- _WRITTEN REQUEST 1_
In the passage on rebetiko, where was the Athens Art Theatre housed at the time of the Hadjidakis lecture?
- _WRITTEN REQUEST 2_
Continue the passage on rebetiko from where it stops.

Most formats discussed above can be classified into two main categories: those wherein themes are chiefly expressed through ‘narrative’ (song texts, personal communication, press articles, biographies, lectures etc.), and those that centre on themes being ‘acted out’ (live performances in private and public spaces, film and stage productions, in a sense also pictorial presentations of performances such as photographs or drawings). The findings of this chapter suggest we call the first category ‘myth’ and the second ‘ritual’. Looked at from that point of view, myth and ritual do not appear as sequentially emerging opposites in an assumed thought–action dichotomy, which implies either that rituals are the purely physical enactment of pre-existing mythical ‘scripts’, or vice versa, that myths are stories rationalizing pre-existing ‘irrational’ magic rites (for a critique of such dualistic theories of myth and ritual, cf. Bell 1992, 30–46). Instead, the terms ‘myth’ and ‘ritual’ denote here distinct but complementary discursive modes, each of which involves an emphasis on specific formats. No claim is made about their being causally related. Rather, they can be called ‘consubstantial’ in that they communicate the same conceptual substance in different ways. The discourse on rebetiko is constructed of patterns of interlocking narrative and performative statements. Despite their interpenetration, however, I think that distinguishing between discursive modes or classes of formats helps one better understand how myth and ritual are grounded in – and shape – what we call ‘reality’.
A concrete example may help us to pin down the foregoing ideas more precisely. The story begins on a Monday afternoon, 31 January 1949. A young composer named Manos Hadjidakis lectures on rebetiko to a full auditorium at the Athens Art Theatre, then housed at 7 St George Karitsis Square, a place where lovers of avant-garde stage plays and chamber music recitals feel at home. Admission is free. Among the audience are many young women of society, who would probably never set foot in one of the cheap tavernas down in Piraeus and other less reputable districts where rebetiko is normally performed. Have they come not to hear what Hadjidakis has to say, but to see the legendary buzuki player Markos Vamvakaris who will spice up the lecture with a short live intermezzo, accompanied by the female singer-guitarist Sotiria Bellou?

- _STORED DATA_
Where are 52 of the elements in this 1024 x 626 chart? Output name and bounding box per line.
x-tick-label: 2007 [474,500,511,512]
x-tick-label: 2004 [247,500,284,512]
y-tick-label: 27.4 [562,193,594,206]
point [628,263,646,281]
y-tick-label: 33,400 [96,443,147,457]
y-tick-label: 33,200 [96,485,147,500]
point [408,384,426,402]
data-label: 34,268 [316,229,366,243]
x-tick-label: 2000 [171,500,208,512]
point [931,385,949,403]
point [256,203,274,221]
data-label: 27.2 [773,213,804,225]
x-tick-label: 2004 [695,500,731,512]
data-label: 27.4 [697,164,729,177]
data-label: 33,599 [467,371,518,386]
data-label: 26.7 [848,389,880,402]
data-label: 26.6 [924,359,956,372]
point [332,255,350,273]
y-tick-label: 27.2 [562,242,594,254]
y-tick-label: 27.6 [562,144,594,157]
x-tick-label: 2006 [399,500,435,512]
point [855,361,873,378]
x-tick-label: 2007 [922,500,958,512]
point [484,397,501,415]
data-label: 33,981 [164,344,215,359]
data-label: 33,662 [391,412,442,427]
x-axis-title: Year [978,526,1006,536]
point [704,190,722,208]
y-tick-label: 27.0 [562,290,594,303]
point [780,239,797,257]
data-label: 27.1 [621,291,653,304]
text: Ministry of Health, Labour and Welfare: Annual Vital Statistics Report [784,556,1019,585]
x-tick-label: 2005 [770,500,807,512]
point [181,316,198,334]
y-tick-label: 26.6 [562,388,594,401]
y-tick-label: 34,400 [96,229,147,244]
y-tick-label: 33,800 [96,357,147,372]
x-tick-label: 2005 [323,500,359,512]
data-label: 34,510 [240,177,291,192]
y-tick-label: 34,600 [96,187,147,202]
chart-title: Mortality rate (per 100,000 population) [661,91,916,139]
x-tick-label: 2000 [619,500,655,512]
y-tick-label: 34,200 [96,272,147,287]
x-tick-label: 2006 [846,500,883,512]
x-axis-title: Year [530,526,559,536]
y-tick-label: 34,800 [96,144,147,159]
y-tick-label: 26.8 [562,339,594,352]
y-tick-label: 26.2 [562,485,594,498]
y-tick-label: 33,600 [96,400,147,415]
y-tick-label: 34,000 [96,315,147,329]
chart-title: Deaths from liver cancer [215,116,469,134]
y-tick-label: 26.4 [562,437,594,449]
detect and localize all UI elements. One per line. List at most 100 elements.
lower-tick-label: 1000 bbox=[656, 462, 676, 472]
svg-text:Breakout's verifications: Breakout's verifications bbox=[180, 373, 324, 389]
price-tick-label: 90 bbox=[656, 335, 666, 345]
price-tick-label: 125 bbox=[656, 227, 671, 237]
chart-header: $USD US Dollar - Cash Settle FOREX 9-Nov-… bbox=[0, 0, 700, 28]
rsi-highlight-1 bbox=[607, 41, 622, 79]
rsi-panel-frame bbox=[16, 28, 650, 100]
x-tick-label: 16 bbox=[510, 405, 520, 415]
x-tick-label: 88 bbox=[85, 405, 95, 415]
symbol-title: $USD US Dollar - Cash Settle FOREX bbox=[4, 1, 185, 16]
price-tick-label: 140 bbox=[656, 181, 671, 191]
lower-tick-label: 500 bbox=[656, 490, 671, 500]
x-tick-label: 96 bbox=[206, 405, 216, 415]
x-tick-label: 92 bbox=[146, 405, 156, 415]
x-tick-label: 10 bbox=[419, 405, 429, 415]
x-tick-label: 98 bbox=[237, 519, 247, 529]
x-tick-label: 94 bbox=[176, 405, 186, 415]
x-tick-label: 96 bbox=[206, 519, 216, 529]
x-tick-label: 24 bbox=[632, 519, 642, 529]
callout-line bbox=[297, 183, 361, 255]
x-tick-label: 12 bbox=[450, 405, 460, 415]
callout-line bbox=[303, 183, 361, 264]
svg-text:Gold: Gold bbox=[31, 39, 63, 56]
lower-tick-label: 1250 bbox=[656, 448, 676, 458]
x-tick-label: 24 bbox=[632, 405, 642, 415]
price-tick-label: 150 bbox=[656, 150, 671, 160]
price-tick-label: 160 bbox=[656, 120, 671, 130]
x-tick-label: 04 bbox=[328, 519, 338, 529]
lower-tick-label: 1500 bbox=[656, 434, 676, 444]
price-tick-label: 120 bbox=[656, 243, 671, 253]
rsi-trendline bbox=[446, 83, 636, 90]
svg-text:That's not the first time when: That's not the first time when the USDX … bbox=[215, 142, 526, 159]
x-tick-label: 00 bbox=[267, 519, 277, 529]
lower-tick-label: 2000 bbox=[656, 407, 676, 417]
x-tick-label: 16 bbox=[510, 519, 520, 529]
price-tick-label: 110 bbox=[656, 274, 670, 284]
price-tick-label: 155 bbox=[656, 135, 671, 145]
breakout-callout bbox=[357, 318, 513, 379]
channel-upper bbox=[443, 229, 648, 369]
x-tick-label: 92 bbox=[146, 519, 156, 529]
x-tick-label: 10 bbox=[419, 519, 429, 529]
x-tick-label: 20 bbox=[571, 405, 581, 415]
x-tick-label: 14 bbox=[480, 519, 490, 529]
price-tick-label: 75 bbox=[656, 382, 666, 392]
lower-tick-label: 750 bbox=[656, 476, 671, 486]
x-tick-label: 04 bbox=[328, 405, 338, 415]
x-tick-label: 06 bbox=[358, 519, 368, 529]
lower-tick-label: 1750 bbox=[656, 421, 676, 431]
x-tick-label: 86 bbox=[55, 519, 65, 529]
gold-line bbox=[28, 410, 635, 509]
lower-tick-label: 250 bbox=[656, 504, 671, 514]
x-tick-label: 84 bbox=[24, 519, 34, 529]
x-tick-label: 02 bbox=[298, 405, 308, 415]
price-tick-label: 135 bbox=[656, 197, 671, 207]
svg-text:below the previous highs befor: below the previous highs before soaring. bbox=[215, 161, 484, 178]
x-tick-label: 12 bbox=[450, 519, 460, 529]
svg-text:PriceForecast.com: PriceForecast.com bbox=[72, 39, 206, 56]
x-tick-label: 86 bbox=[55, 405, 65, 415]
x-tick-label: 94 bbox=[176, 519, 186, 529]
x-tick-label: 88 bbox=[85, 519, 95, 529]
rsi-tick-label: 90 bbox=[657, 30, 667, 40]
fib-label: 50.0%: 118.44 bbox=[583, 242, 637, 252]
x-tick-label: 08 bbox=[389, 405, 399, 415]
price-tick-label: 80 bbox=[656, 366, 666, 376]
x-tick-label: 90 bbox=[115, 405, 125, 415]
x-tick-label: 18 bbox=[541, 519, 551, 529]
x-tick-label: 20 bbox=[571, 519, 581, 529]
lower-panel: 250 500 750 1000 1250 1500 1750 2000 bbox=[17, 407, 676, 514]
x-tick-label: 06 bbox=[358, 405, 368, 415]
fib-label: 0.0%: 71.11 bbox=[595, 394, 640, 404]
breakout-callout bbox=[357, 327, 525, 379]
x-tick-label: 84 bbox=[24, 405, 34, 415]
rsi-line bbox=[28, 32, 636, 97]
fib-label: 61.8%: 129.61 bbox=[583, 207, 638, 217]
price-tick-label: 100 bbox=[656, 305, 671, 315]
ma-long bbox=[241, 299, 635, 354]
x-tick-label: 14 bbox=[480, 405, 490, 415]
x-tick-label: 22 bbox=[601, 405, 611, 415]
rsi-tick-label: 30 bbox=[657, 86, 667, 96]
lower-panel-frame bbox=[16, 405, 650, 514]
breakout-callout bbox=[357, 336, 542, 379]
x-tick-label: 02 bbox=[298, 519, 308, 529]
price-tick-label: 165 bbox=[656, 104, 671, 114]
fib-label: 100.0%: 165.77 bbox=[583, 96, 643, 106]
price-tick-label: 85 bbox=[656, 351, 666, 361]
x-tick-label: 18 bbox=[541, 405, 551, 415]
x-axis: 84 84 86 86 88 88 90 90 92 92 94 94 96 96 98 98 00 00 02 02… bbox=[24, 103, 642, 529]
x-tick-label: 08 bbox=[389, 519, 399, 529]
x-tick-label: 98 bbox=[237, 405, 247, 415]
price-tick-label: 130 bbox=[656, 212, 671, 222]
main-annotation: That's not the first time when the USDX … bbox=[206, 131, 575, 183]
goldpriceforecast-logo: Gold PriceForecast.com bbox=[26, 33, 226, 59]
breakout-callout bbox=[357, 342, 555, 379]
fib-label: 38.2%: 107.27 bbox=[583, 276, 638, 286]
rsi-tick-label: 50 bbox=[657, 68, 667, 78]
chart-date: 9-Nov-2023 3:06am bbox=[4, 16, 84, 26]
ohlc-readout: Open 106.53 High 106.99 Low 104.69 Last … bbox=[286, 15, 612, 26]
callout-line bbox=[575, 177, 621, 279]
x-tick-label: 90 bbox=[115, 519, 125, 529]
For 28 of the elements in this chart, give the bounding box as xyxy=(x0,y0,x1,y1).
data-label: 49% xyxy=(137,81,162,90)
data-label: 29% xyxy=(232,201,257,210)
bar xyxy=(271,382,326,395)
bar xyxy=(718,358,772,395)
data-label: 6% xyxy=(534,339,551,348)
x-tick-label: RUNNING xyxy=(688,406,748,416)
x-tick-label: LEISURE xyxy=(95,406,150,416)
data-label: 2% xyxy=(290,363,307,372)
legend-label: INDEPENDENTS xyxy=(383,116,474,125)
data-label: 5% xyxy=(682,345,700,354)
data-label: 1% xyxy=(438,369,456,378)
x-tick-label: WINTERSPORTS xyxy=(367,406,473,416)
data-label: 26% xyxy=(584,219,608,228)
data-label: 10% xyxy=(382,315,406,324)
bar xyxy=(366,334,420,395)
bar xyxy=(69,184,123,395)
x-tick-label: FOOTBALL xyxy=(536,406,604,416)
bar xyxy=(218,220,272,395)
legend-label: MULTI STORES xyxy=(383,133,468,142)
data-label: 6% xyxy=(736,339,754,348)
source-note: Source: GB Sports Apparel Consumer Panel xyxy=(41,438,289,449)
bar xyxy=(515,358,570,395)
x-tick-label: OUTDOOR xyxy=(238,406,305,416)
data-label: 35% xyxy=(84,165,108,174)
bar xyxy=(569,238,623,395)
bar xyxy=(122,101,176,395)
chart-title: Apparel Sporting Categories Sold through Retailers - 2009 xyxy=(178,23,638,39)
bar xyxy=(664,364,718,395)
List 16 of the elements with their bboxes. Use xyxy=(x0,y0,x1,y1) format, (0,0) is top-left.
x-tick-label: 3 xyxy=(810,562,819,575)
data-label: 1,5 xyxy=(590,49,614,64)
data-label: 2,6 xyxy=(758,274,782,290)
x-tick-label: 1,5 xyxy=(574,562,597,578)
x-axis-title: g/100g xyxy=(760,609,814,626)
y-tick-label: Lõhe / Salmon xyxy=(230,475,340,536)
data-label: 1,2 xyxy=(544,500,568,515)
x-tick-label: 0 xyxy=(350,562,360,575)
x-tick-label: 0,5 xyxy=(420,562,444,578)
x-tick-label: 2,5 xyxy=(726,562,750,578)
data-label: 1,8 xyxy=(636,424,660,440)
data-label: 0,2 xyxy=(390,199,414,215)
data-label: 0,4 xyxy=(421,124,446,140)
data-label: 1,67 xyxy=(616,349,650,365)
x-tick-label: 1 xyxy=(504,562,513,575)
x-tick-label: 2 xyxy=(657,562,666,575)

- _RESPONSE 1_
At 7 St George Karitsis Square.

- _RESPONSE 2_
Nightlife in the capital, it seems, has regained its pre-war vibrancy, although the countryside is still haunted by the spectre of civil war, which broke out in December 1944 after a mass demonstration in downtown Athens by members of the Greek Communist Party (KKE) and the National Liberation Front (EAM), an underground resistance movement during the Axis occupation of Greece, had turned into a riot. Since its foundation in 1948, the Central Radio Station of the Greek Armed Forces keeps broadcasting music programmes which owe their popularity to the high proportion of rebetiko songs they comprise (cf. Kliafa 2004, 104). In the daily and periodical press of the time, however, articles with rebetiko-related content are anything but abundant. Perhaps under the circumstances there are more important (or appropriate) things to write about. Those who do publicly comment on rebetiko, however, are often prominent composers, musicologists and music critics of various political colours (e.g. Varvoglis 7 VII 1946; Anoyanakis 28 I 1947; Xenos 4 II 1947; Spanoudi 13 I 1949; Kokkinos 21 II 1949; Theodorakis 1949). Their texts leave one with the impression that rebetiko is very popular among ordinary people, probably not only of the lower social classes (in his lecture, Hadjidakis himself talks about ‘the outspread of rebetiko in the last two years’), whilst its cultural and ethical value, and especially its representativeness of ‘the Greek people’, are bones of contention among the connoisseurs of serious music.
Hadjidakis’s lecture fits tightly into this conceptual framework. With youthful enthusiasm, the 23-year-old but already well-known composer goes into raptures over Vasilis Tsitsanis’s pre-war hit ‘Archóndissa’ (‘Gentlewoman’), whose ‘melodic line of an amazing concision and simplicity’ he finds to be ‘akin to Bach’. Apparently his audience is familiar enough with the music of the German master to grasp the meaning of the comparison. The speaker’s aim, however, is not to suggest Tsitsanis should be accorded a place in the pantheon of European music history, but to link his songs to the great cultural tradition called Hellenism. ‘Rebetiko songs’, he proclaims, ‘are genuinely Greek, uniquely Greek.’ There are common features in ancient Greek drama, Byzantine hymnody and rebetiko, the composer goes on to assert, for they all are ‘based on clarity, simplicity of form and, above all, an endless sostenuto that presupposes strength, conscience and substance’. It is these qualities, concludes Hadjidakis, which constitute ‘the principal, the grandest element that characterizes the Greek race’ (2002, n.p.).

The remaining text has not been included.